> Written request
Restate each line word for word. Leave out every picture.

Data entries for graphics:
-=-=-=-=-

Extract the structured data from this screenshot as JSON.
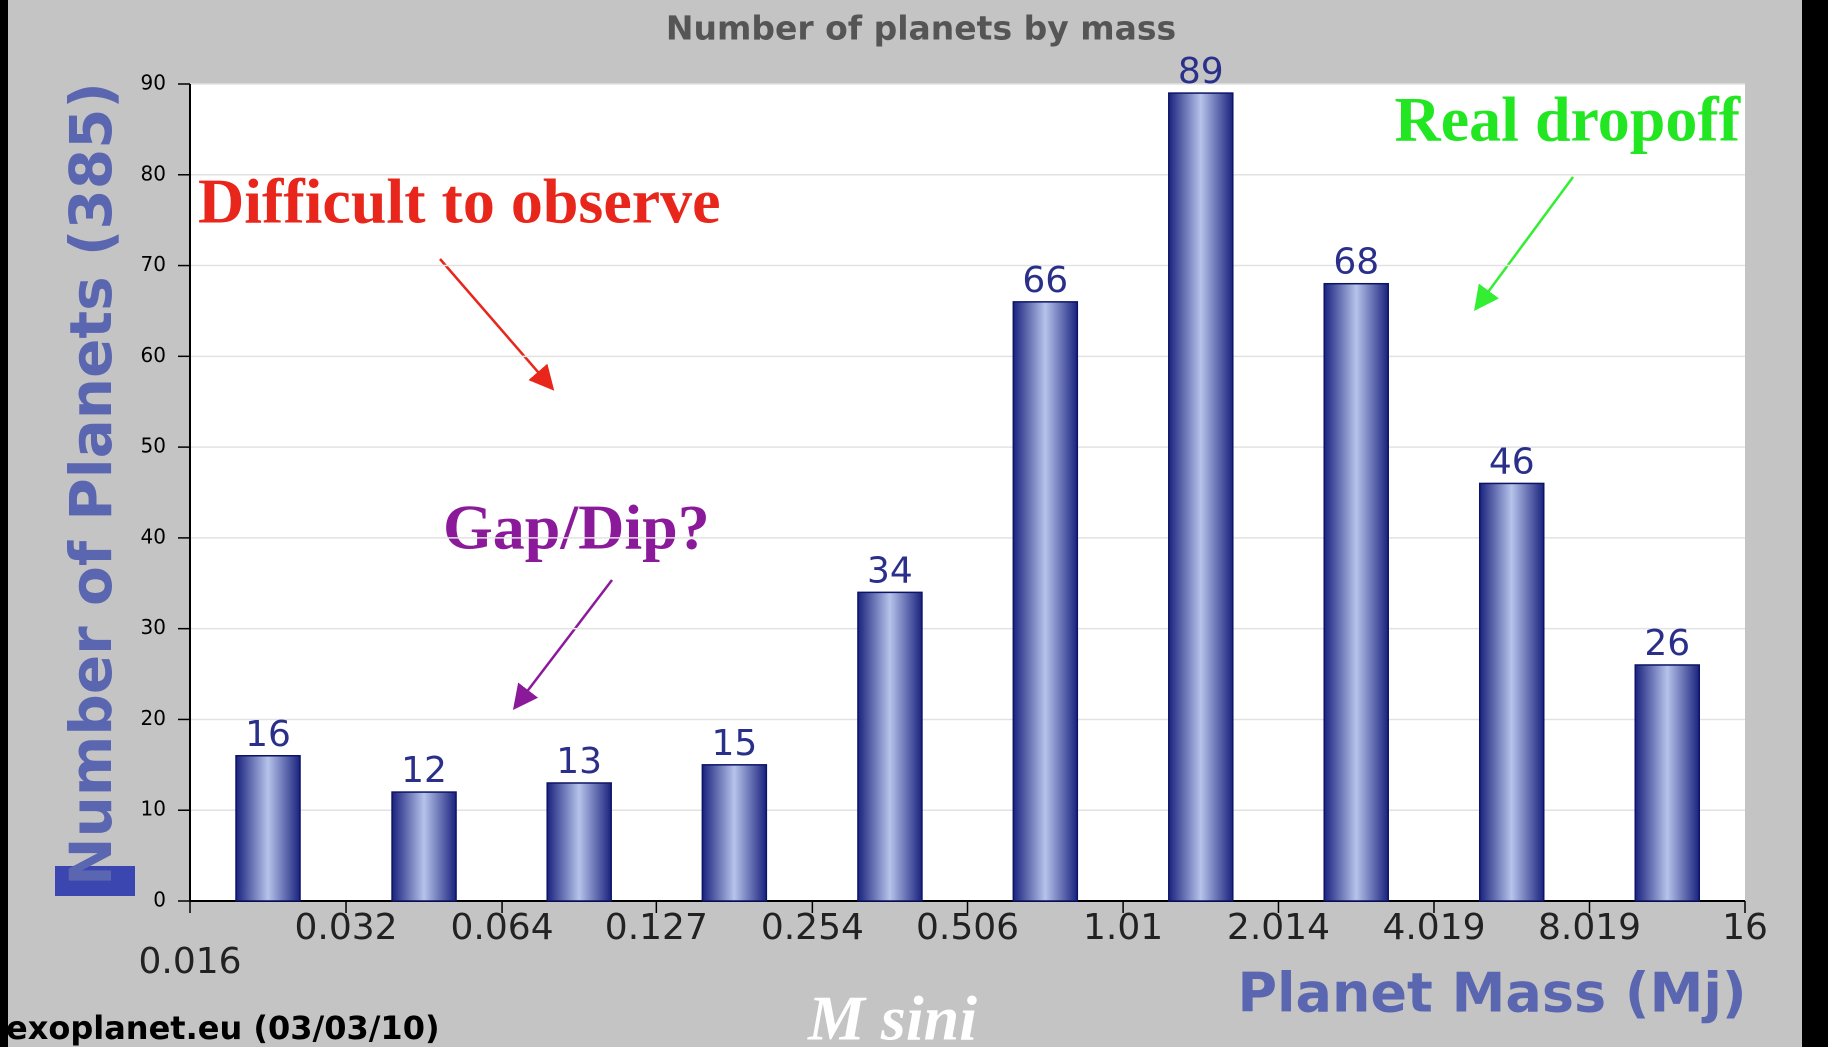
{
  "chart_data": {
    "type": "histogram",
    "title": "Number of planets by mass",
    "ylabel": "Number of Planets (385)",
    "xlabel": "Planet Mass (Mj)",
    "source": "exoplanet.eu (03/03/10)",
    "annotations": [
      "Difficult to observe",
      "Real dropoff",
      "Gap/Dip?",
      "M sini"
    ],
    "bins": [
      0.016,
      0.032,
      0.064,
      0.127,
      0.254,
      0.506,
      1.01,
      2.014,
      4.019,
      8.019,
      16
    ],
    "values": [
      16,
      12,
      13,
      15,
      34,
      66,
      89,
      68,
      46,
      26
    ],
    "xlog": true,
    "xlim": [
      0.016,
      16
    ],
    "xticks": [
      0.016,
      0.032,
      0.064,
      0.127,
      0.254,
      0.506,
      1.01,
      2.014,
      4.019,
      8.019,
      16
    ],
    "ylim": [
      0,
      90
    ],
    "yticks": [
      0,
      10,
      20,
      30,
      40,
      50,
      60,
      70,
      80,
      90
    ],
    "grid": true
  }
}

-=-=-=-=-

> Response to this exercise
Extract the structured data from this screenshot as JSON.
{
  "chart_data": {
    "type": "histogram",
    "title": "Number of planets by mass",
    "ylabel": "Number of Planets (385)",
    "xlabel": "Planet Mass (Mj)",
    "source": "exoplanet.eu (03/03/10)",
    "annotations": [
      "Difficult to observe",
      "Real dropoff",
      "Gap/Dip?",
      "M sini"
    ],
    "bins": [
      0.016,
      0.032,
      0.064,
      0.127,
      0.254,
      0.506,
      1.01,
      2.014,
      4.019,
      8.019,
      16
    ],
    "values": [
      16,
      12,
      13,
      15,
      34,
      66,
      89,
      68,
      46,
      26
    ],
    "xlog": true,
    "xlim": [
      0.016,
      16
    ],
    "xticks": [
      0.016,
      0.032,
      0.064,
      0.127,
      0.254,
      0.506,
      1.01,
      2.014,
      4.019,
      8.019,
      16
    ],
    "ylim": [
      0,
      90
    ],
    "yticks": [
      0,
      10,
      20,
      30,
      40,
      50,
      60,
      70,
      80,
      90
    ],
    "grid": true
  }
}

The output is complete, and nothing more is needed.